── Given data ──

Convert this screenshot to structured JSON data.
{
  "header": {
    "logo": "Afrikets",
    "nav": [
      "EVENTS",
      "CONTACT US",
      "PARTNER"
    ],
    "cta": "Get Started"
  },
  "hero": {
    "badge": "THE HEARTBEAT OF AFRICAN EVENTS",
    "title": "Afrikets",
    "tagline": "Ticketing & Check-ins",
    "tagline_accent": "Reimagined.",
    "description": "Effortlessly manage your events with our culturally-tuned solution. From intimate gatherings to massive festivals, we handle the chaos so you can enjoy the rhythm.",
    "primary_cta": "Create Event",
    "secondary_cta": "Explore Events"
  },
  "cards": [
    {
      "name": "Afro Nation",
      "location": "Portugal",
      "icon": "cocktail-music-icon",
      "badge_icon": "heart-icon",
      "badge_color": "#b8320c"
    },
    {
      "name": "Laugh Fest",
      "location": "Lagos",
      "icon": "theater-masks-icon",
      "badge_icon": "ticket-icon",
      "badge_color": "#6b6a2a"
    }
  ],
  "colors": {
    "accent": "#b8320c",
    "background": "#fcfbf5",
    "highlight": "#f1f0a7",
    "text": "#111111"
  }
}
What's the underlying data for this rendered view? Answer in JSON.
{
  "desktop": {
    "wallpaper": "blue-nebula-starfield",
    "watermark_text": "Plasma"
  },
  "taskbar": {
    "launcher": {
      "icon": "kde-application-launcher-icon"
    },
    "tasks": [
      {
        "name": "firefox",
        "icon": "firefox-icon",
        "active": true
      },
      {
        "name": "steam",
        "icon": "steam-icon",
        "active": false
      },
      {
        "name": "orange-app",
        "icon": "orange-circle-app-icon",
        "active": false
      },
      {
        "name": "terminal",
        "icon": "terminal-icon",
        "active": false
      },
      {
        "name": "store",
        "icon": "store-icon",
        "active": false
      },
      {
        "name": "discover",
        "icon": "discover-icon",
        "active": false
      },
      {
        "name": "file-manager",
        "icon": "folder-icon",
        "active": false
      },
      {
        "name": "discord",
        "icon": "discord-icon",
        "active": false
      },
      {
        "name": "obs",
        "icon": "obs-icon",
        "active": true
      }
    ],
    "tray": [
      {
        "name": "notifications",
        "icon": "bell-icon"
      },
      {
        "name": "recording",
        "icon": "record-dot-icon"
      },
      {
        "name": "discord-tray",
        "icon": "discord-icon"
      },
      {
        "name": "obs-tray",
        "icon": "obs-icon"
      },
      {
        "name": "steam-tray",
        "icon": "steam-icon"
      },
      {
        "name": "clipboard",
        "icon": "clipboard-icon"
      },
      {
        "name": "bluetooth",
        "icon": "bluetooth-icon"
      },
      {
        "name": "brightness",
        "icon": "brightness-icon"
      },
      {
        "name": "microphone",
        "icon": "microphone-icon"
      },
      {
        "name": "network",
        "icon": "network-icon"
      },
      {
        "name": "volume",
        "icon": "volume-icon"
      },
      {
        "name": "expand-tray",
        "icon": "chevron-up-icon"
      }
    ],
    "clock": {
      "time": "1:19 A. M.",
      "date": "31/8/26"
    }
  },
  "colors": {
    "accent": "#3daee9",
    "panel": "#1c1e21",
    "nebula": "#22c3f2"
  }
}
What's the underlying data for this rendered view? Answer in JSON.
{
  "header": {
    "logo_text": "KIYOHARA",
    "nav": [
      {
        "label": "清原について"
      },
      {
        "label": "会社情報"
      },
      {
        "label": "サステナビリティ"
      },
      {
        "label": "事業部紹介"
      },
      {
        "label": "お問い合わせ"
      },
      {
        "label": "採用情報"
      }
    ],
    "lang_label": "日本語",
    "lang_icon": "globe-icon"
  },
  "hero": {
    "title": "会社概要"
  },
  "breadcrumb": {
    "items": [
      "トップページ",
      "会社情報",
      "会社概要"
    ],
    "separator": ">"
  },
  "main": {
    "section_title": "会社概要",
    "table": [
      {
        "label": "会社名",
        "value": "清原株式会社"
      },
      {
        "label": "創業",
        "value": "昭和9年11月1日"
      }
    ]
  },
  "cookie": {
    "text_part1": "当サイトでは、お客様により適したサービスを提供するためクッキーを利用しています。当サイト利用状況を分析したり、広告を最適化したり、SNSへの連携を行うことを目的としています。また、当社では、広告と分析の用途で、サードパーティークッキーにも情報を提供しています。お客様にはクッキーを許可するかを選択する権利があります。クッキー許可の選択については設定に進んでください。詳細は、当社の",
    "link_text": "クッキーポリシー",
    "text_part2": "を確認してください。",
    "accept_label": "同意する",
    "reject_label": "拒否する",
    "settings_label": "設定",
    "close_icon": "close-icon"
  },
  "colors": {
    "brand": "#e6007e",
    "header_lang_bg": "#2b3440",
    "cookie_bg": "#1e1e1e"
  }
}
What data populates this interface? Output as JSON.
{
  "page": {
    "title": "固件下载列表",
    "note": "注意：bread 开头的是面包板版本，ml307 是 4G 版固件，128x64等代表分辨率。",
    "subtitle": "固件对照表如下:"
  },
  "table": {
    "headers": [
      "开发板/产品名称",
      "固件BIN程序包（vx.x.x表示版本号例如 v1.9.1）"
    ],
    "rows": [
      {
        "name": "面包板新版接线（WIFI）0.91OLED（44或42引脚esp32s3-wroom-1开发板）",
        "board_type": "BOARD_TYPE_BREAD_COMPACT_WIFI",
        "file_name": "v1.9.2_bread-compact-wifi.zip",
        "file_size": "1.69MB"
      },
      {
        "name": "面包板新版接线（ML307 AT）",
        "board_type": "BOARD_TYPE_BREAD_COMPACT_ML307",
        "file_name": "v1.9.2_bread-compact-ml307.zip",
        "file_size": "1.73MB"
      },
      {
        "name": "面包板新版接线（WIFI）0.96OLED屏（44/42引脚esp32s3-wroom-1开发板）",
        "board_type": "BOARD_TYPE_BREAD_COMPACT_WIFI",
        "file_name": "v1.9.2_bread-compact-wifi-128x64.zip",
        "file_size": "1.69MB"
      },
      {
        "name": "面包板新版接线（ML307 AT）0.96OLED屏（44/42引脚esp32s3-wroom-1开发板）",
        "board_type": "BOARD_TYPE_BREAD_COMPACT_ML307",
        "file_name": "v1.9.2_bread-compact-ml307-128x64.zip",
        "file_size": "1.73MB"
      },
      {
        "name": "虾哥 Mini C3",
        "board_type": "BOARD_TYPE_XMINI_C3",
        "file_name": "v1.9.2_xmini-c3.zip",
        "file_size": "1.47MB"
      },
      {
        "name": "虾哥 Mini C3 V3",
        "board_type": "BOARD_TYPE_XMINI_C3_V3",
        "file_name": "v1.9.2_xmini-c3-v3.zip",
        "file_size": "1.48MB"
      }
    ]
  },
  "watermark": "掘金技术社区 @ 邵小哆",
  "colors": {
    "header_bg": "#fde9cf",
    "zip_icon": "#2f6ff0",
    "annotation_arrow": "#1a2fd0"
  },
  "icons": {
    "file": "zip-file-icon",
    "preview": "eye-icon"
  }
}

───

▸ **Exercise details**:
Give the listing above again, word for word.

▸ **Finished exercise**:
Convert this screenshot to structured JSON data.
{
  "header": {
    "logo": "Afrikets",
    "nav": [
      "EVENTS",
      "CONTACT US",
      "PARTNER"
    ],
    "cta": "Get Started"
  },
  "hero": {
    "badge": "THE HEARTBEAT OF AFRICAN EVENTS",
    "title": "Afrikets",
    "tagline": "Ticketing & Check-ins",
    "tagline_accent": "Reimagined.",
    "description": "Effortlessly manage your events with our culturally-tuned solution. From intimate gatherings to massive festivals, we handle the chaos so you can enjoy the rhythm.",
    "primary_cta": "Create Event",
    "secondary_cta": "Explore Events"
  },
  "cards": [
    {
      "name": "Afro Nation",
      "location": "Portugal",
      "icon": "cocktail-music-icon",
      "badge_icon": "heart-icon",
      "badge_color": "#b8320c"
    },
    {
      "name": "Laugh Fest",
      "location": "Lagos",
      "icon": "theater-masks-icon",
      "badge_icon": "ticket-icon",
      "badge_color": "#6b6a2a"
    }
  ],
  "colors": {
    "accent": "#b8320c",
    "background": "#fcfbf5",
    "highlight": "#f1f0a7",
    "text": "#111111"
  }
}
What's the underlying data for this rendered view? Answer in JSON.
{
  "desktop": {
    "wallpaper": "blue-nebula-starfield",
    "watermark_text": "Plasma"
  },
  "taskbar": {
    "launcher": {
      "icon": "kde-application-launcher-icon"
    },
    "tasks": [
      {
        "name": "firefox",
        "icon": "firefox-icon",
        "active": true
      },
      {
        "name": "steam",
        "icon": "steam-icon",
        "active": false
      },
      {
        "name": "orange-app",
        "icon": "orange-circle-app-icon",
        "active": false
      },
      {
        "name": "terminal",
        "icon": "terminal-icon",
        "active": false
      },
      {
        "name": "store",
        "icon": "store-icon",
        "active": false
      },
      {
        "name": "discover",
        "icon": "discover-icon",
        "active": false
      },
      {
        "name": "file-manager",
        "icon": "folder-icon",
        "active": false
      },
      {
        "name": "discord",
        "icon": "discord-icon",
        "active": false
      },
      {
        "name": "obs",
        "icon": "obs-icon",
        "active": true
      }
    ],
    "tray": [
      {
        "name": "notifications",
        "icon": "bell-icon"
      },
      {
        "name": "recording",
        "icon": "record-dot-icon"
      },
      {
        "name": "discord-tray",
        "icon": "discord-icon"
      },
      {
        "name": "obs-tray",
        "icon": "obs-icon"
      },
      {
        "name": "steam-tray",
        "icon": "steam-icon"
      },
      {
        "name": "clipboard",
        "icon": "clipboard-icon"
      },
      {
        "name": "bluetooth",
        "icon": "bluetooth-icon"
      },
      {
        "name": "brightness",
        "icon": "brightness-icon"
      },
      {
        "name": "microphone",
        "icon": "microphone-icon"
      },
      {
        "name": "network",
        "icon": "network-icon"
      },
      {
        "name": "volume",
        "icon": "volume-icon"
      },
      {
        "name": "expand-tray",
        "icon": "chevron-up-icon"
      }
    ],
    "clock": {
      "time": "1:19 A. M.",
      "date": "31/8/26"
    }
  },
  "colors": {
    "accent": "#3daee9",
    "panel": "#1c1e21",
    "nebula": "#22c3f2"
  }
}
What's the underlying data for this rendered view? Answer in JSON.
{
  "header": {
    "logo_text": "KIYOHARA",
    "nav": [
      {
        "label": "清原について"
      },
      {
        "label": "会社情報"
      },
      {
        "label": "サステナビリティ"
      },
      {
        "label": "事業部紹介"
      },
      {
        "label": "お問い合わせ"
      },
      {
        "label": "採用情報"
      }
    ],
    "lang_label": "日本語",
    "lang_icon": "globe-icon"
  },
  "hero": {
    "title": "会社概要"
  },
  "breadcrumb": {
    "items": [
      "トップページ",
      "会社情報",
      "会社概要"
    ],
    "separator": ">"
  },
  "main": {
    "section_title": "会社概要",
    "table": [
      {
        "label": "会社名",
        "value": "清原株式会社"
      },
      {
        "label": "創業",
        "value": "昭和9年11月1日"
      }
    ]
  },
  "cookie": {
    "text_part1": "当サイトでは、お客様により適したサービスを提供するためクッキーを利用しています。当サイト利用状況を分析したり、広告を最適化したり、SNSへの連携を行うことを目的としています。また、当社では、広告と分析の用途で、サードパーティークッキーにも情報を提供しています。お客様にはクッキーを許可するかを選択する権利があります。クッキー許可の選択については設定に進んでください。詳細は、当社の",
    "link_text": "クッキーポリシー",
    "text_part2": "を確認してください。",
    "accept_label": "同意する",
    "reject_label": "拒否する",
    "settings_label": "設定",
    "close_icon": "close-icon"
  },
  "colors": {
    "brand": "#e6007e",
    "header_lang_bg": "#2b3440",
    "cookie_bg": "#1e1e1e"
  }
}
What data populates this interface? Output as JSON.
{
  "page": {
    "title": "固件下载列表",
    "note": "注意：bread 开头的是面包板版本，ml307 是 4G 版固件，128x64等代表分辨率。",
    "subtitle": "固件对照表如下:"
  },
  "table": {
    "headers": [
      "开发板/产品名称",
      "固件BIN程序包（vx.x.x表示版本号例如 v1.9.1）"
    ],
    "rows": [
      {
        "name": "面包板新版接线（WIFI）0.91OLED（44或42引脚esp32s3-wroom-1开发板）",
        "board_type": "BOARD_TYPE_BREAD_COMPACT_WIFI",
        "file_name": "v1.9.2_bread-compact-wifi.zip",
        "file_size": "1.69MB"
      },
      {
        "name": "面包板新版接线（ML307 AT）",
        "board_type": "BOARD_TYPE_BREAD_COMPACT_ML307",
        "file_name": "v1.9.2_bread-compact-ml307.zip",
        "file_size": "1.73MB"
      },
      {
        "name": "面包板新版接线（WIFI）0.96OLED屏（44/42引脚esp32s3-wroom-1开发板）",
        "board_type": "BOARD_TYPE_BREAD_COMPACT_WIFI",
        "file_name": "v1.9.2_bread-compact-wifi-128x64.zip",
        "file_size": "1.69MB"
      },
      {
        "name": "面包板新版接线（ML307 AT）0.96OLED屏（44/42引脚esp32s3-wroom-1开发板）",
        "board_type": "BOARD_TYPE_BREAD_COMPACT_ML307",
        "file_name": "v1.9.2_bread-compact-ml307-128x64.zip",
        "file_size": "1.73MB"
      },
      {
        "name": "虾哥 Mini C3",
        "board_type": "BOARD_TYPE_XMINI_C3",
        "file_name": "v1.9.2_xmini-c3.zip",
        "file_size": "1.47MB"
      },
      {
        "name": "虾哥 Mini C3 V3",
        "board_type": "BOARD_TYPE_XMINI_C3_V3",
        "file_name": "v1.9.2_xmini-c3-v3.zip",
        "file_size": "1.48MB"
      }
    ]
  },
  "watermark": "掘金技术社区 @ 邵小哆",
  "colors": {
    "header_bg": "#fde9cf",
    "zip_icon": "#2f6ff0",
    "annotation_arrow": "#1a2fd0"
  },
  "icons": {
    "file": "zip-file-icon",
    "preview": "eye-icon"
  }
}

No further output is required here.